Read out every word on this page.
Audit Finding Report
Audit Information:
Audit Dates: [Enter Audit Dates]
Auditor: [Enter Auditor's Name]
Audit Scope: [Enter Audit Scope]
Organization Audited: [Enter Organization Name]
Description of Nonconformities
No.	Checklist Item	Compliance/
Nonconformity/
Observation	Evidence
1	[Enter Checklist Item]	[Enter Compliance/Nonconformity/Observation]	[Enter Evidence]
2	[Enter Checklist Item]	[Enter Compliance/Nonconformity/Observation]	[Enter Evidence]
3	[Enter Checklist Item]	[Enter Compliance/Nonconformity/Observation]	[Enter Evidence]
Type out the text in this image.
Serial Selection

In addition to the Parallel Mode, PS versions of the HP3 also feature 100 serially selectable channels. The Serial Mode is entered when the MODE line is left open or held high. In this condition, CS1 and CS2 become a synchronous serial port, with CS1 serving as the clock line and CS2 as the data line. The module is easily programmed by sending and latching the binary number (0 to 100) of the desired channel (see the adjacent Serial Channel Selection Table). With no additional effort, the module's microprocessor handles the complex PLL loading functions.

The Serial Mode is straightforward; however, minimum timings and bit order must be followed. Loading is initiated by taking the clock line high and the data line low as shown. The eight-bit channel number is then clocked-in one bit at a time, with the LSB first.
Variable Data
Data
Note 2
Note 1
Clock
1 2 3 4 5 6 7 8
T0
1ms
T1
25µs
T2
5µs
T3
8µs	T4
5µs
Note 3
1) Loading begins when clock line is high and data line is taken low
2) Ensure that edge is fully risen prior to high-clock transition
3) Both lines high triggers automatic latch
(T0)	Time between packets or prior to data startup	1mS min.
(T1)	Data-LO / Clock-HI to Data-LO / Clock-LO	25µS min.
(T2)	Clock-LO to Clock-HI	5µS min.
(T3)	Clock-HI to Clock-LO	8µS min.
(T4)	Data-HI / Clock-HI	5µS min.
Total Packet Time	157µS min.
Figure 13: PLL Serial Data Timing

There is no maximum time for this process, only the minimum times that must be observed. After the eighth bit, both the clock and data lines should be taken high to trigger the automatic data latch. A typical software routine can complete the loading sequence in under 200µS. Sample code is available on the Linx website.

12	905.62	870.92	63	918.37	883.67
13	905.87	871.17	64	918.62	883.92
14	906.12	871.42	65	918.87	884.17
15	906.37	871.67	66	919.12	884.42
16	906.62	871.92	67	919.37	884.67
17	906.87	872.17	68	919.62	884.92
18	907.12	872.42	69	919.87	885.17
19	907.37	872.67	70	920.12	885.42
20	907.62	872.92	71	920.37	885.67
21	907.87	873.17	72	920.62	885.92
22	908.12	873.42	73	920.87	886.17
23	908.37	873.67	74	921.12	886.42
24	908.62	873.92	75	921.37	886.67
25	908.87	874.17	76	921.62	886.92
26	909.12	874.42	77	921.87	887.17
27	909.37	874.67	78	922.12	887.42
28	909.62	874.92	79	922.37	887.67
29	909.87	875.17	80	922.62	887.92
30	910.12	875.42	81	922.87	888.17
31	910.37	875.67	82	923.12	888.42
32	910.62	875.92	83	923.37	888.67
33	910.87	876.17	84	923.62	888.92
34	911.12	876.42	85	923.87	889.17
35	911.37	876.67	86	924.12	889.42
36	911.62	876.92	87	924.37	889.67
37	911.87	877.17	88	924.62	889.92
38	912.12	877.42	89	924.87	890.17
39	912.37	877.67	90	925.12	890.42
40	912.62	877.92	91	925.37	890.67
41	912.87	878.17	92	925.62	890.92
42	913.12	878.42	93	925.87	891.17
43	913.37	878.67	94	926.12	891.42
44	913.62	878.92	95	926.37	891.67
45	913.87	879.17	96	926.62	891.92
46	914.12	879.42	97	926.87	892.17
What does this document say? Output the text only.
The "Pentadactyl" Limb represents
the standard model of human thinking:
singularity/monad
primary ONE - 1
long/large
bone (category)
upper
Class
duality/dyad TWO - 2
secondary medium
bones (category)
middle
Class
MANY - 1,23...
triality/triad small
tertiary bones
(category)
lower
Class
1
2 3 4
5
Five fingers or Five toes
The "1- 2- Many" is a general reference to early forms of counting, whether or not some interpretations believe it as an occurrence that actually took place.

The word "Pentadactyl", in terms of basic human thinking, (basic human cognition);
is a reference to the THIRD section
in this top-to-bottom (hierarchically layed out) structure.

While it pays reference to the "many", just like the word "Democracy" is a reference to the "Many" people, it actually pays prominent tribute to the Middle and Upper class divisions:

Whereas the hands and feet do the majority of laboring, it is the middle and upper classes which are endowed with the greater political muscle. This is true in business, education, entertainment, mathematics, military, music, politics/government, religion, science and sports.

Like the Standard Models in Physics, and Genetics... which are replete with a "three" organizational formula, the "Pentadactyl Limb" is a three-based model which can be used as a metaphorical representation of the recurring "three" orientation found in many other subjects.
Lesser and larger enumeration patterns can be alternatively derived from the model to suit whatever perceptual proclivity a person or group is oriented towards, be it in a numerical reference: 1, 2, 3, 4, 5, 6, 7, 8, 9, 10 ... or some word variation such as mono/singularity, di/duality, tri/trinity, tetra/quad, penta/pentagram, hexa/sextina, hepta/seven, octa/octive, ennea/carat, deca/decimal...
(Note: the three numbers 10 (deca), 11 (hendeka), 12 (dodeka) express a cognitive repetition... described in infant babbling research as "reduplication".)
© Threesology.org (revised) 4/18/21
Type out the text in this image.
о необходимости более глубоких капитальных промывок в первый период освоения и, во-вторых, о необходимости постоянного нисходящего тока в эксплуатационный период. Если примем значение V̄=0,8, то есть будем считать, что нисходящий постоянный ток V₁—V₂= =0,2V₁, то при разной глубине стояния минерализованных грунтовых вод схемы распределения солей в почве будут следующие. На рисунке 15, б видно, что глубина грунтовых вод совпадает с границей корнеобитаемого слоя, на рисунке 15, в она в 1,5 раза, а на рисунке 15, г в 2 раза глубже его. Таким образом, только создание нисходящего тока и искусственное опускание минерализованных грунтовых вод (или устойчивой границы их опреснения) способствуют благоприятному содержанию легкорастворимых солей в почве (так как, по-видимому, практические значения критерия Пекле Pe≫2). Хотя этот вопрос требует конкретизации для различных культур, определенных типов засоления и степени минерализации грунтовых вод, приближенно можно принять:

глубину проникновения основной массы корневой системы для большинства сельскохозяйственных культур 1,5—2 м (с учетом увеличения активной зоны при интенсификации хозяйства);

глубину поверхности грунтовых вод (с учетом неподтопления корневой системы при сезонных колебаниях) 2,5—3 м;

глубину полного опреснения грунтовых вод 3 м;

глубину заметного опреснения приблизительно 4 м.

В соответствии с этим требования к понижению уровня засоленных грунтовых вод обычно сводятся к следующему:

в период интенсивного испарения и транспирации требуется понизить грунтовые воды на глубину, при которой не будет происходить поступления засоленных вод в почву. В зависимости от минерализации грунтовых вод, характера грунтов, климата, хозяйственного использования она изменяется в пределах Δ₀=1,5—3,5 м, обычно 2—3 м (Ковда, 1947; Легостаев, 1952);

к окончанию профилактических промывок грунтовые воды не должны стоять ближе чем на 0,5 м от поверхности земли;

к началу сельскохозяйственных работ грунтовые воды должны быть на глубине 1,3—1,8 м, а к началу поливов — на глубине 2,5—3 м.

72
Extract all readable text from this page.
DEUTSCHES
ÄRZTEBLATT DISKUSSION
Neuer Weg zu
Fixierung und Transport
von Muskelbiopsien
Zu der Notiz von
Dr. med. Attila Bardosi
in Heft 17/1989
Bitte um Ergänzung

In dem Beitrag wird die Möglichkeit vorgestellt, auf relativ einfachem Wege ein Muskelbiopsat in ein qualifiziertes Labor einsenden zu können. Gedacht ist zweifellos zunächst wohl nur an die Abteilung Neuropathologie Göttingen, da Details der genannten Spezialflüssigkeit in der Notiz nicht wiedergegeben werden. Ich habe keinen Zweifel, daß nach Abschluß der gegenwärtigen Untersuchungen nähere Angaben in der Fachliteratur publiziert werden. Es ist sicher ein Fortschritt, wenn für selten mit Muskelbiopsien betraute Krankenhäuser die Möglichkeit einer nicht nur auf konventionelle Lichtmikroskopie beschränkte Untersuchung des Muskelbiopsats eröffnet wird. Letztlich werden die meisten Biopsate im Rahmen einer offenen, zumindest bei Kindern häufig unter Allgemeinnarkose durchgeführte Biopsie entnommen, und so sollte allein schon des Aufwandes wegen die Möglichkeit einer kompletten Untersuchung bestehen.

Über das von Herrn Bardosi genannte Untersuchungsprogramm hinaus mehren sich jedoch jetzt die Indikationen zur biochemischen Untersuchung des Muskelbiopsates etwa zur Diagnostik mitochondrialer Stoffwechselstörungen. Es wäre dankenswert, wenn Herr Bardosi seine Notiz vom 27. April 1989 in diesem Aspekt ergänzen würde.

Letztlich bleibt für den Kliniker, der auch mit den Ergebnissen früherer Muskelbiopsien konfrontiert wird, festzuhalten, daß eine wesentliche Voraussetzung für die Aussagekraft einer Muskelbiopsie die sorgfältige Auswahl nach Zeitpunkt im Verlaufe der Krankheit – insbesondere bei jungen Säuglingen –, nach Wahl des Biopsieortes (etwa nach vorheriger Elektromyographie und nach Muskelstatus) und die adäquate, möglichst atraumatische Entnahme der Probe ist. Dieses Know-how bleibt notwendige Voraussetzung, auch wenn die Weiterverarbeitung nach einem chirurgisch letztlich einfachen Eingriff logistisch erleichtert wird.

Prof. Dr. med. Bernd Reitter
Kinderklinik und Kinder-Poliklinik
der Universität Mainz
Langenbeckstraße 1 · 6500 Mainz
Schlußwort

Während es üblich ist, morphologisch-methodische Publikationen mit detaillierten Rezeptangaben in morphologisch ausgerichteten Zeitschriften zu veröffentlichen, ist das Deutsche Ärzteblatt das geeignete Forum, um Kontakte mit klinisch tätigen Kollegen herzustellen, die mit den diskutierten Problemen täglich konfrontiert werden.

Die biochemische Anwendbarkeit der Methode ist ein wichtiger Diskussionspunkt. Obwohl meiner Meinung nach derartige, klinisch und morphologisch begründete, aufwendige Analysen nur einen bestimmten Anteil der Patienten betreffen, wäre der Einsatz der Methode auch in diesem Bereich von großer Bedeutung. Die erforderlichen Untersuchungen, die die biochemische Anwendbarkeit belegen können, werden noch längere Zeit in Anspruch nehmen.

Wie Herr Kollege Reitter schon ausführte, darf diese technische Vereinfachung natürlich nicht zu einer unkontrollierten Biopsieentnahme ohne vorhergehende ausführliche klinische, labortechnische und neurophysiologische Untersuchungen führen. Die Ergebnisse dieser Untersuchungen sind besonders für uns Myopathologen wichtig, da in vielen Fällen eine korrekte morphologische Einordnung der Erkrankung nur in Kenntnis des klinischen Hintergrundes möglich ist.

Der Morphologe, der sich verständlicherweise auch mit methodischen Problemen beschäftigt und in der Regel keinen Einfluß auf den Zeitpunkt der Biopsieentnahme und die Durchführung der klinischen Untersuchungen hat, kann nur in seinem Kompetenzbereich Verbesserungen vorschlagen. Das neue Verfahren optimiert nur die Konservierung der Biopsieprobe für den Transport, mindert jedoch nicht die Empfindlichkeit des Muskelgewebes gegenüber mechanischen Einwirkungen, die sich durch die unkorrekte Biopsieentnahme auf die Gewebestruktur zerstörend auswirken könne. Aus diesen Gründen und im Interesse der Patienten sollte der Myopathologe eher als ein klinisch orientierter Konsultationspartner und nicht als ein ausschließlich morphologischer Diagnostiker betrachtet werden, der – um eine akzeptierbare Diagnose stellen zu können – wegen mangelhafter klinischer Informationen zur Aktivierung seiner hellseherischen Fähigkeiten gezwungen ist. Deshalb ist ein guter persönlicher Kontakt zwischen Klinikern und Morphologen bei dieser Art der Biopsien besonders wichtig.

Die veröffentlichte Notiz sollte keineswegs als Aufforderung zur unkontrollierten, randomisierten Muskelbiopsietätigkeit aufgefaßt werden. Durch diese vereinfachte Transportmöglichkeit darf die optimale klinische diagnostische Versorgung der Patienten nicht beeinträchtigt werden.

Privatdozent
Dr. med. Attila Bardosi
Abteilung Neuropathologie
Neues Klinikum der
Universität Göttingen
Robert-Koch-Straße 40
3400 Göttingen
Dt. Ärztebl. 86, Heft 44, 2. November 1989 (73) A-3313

= = =

Exercise details
Return each line of the data that contains the string "Mainz".

Exercise solution
der Universität Mainz
Langenbeckstraße 1 · 6500 Mainz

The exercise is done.